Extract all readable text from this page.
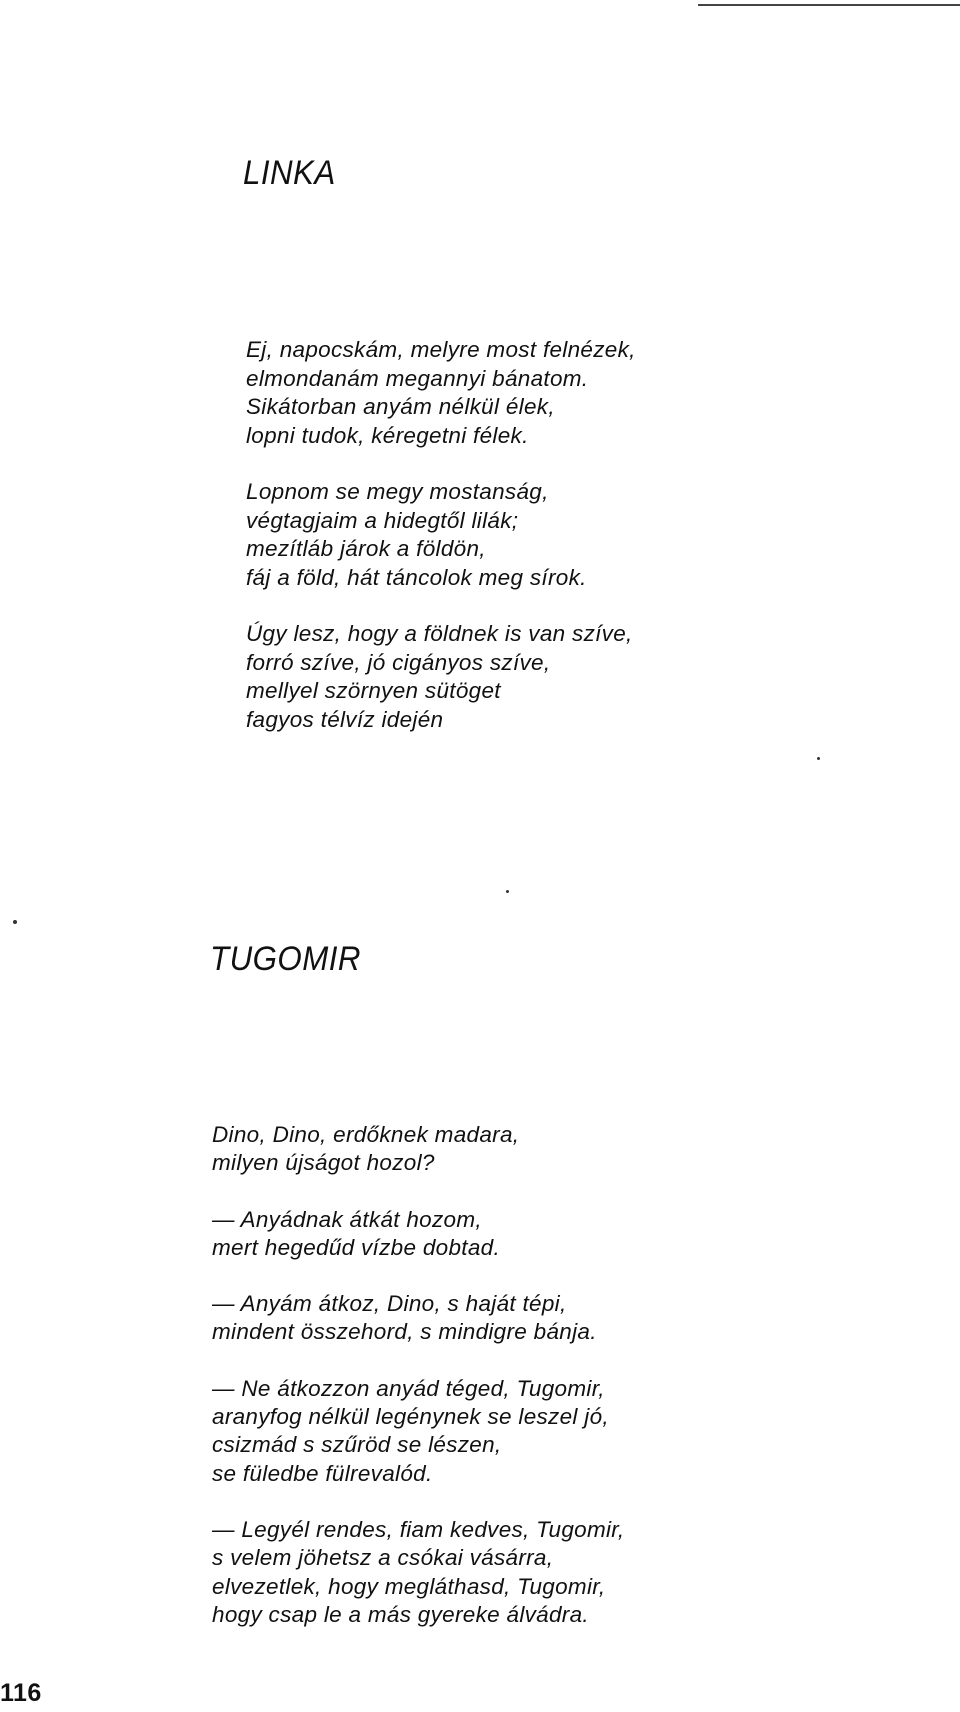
LINKA
Ej, napocskám, melyre most felnézek,
elmondanám megannyi bánatom.
Sikátorban anyám nélkül élek,
lopni tudok, kéregetni félek.
Lopnom se megy mostanság,
végtagjaim a hidegtől lilák;
mezítláb járok a földön,
fáj a föld, hát táncolok meg sírok.
Úgy lesz, hogy a földnek is van szíve,
forró szíve, jó cigányos szíve,
mellyel szörnyen sütöget
fagyos télvíz idején
TUGOMIR
Dino, Dino, erdőknek madara,
milyen újságot hozol?
— Anyádnak átkát hozom,
mert hegedűd vízbe dobtad.
— Anyám átkoz, Dino, s haját tépi,
mindent összehord, s mindigre bánja.
— Ne átkozzon anyád téged, Tugomir,
aranyfog nélkül legénynek se leszel jó,
csizmád s szűröd se lészen,
se füledbe fülrevalód.
— Legyél rendes, fiam kedves, Tugomir,
s velem jöhetsz a csókai vásárra,
elvezetlek, hogy megláthasd, Tugomir,
hogy csap le a más gyereke álvádra.
116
####
*Required task*
Copy the records above exactly, omitting every picture.

*Solution to this exercise*
Extract all readable text from this page.
LINKA
Ej, napocskám, melyre most felnézek,
elmondanám megannyi bánatom.
Sikátorban anyám nélkül élek,
lopni tudok, kéregetni félek.
Lopnom se megy mostanság,
végtagjaim a hidegtől lilák;
mezítláb járok a földön,
fáj a föld, hát táncolok meg sírok.
Úgy lesz, hogy a földnek is van szíve,
forró szíve, jó cigányos szíve,
mellyel szörnyen sütöget
fagyos télvíz idején
TUGOMIR
Dino, Dino, erdőknek madara,
milyen újságot hozol?
— Anyádnak átkát hozom,
mert hegedűd vízbe dobtad.
— Anyám átkoz, Dino, s haját tépi,
mindent összehord, s mindigre bánja.
— Ne átkozzon anyád téged, Tugomir,
aranyfog nélkül legénynek se leszel jó,
csizmád s szűröd se lészen,
se füledbe fülrevalód.
— Legyél rendes, fiam kedves, Tugomir,
s velem jöhetsz a csókai vásárra,
elvezetlek, hogy megláthasd, Tugomir,
hogy csap le a más gyereke álvádra.
116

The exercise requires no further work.